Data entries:
..........

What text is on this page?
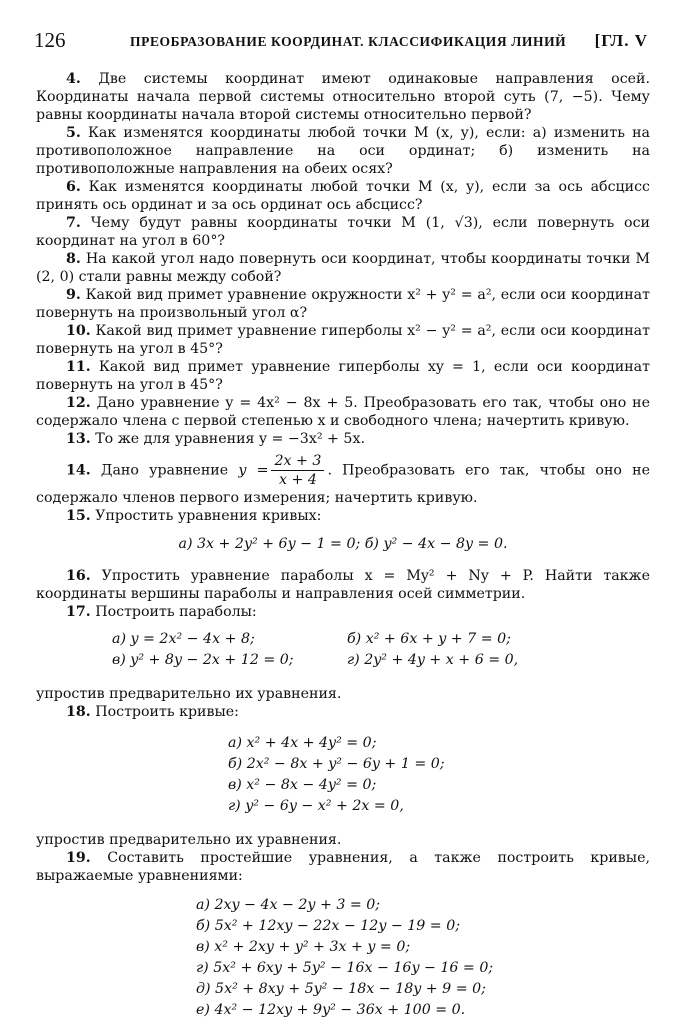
126	ПРЕОБРАЗОВАНИЕ КООРДИНАТ. КЛАССИФИКАЦИЯ ЛИНИЙ [ГЛ. V

4. Две системы координат имеют одинаковые направления осей. Координаты начала первой системы относительно второй суть (7, −5). Чему равны координаты начала второй системы относительно первой?

5. Как изменятся координаты любой точки M (x, y), если: а) изменить на противоположное направление на оси ординат; б) изменить на противоположные направления на обеих осях?

6. Как изменятся координаты любой точки M (x, y), если за ось абсцисс принять ось ординат и за ось ординат ось абсцисс?

7. Чему будут равны координаты точки M (1, √3), если повернуть оси координат на угол в 60°?

8. На какой угол надо повернуть оси координат, чтобы координаты точки M (2, 0) стали равны между собой?

9. Какой вид примет уравнение окружности x² + y² = a², если оси координат повернуть на произвольный угол α?

10. Какой вид примет уравнение гиперболы x² − y² = a², если оси координат повернуть на угол в 45°?

11. Какой вид примет уравнение гиперболы xy = 1, если оси координат повернуть на угол в 45°?

12. Дано уравнение y = 4x² − 8x + 5. Преобразовать его так, чтобы оно не содержало члена с первой степенью x и свободного члена; начертить кривую.

13. То же для уравнения y = −3x² + 5x.

14. Дано уравнение $y = \frac{2x + 3}{x + 4}$ . Преобразовать его так, чтобы оно не содержало членов первого измерения; начертить кривую.

15. Упростить уравнения кривых:

а) 3x + 2y² + 6y − 1 = 0; б) y² − 4x − 8y = 0.

16. Упростить уравнение параболы x = My² + Ny + P. Найти также координаты вершины параболы и направления осей симметрии.

17. Построить параболы:

а) y = 2x² − 4x + 8;	б) x² + 6x + y + 7 = 0;
в) y² + 8y − 2x + 12 = 0;	г) 2y² + 4y + x + 6 = 0,

упростив предварительно их уравнения.

18. Построить кривые:

а) x² + 4x + 4y² = 0;
б) 2x² − 8x + y² − 6y + 1 = 0;
в) x² − 8x − 4y² = 0;
г) y² − 6y − x² + 2x = 0,

упростив предварительно их уравнения.

19. Составить простейшие уравнения, а также построить кривые, выражаемые уравнениями:

а) 2xy − 4x − 2y + 3 = 0;
б) 5x² + 12xy − 22x − 12y − 19 = 0;
в) x² + 2xy + y² + 3x + y = 0;
г) 5x² + 6xy + 5y² − 16x − 16y − 16 = 0;
д) 5x² + 8xy + 5y² − 18x − 18y + 9 = 0;
е) 4x² − 12xy + 9y² − 36x + 100 = 0.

..........

What is expected –
Copy each line of the entries that includes the word "уравнения".

Task answer –
13. То же для уравнения y = −3x² + 5x.
15. Упростить уравнения кривых:
упростив предварительно их уравнения.
упростив предварительно их уравнения.
19. Составить простейшие уравнения, а также построить кривые, выражаемые уравнениями:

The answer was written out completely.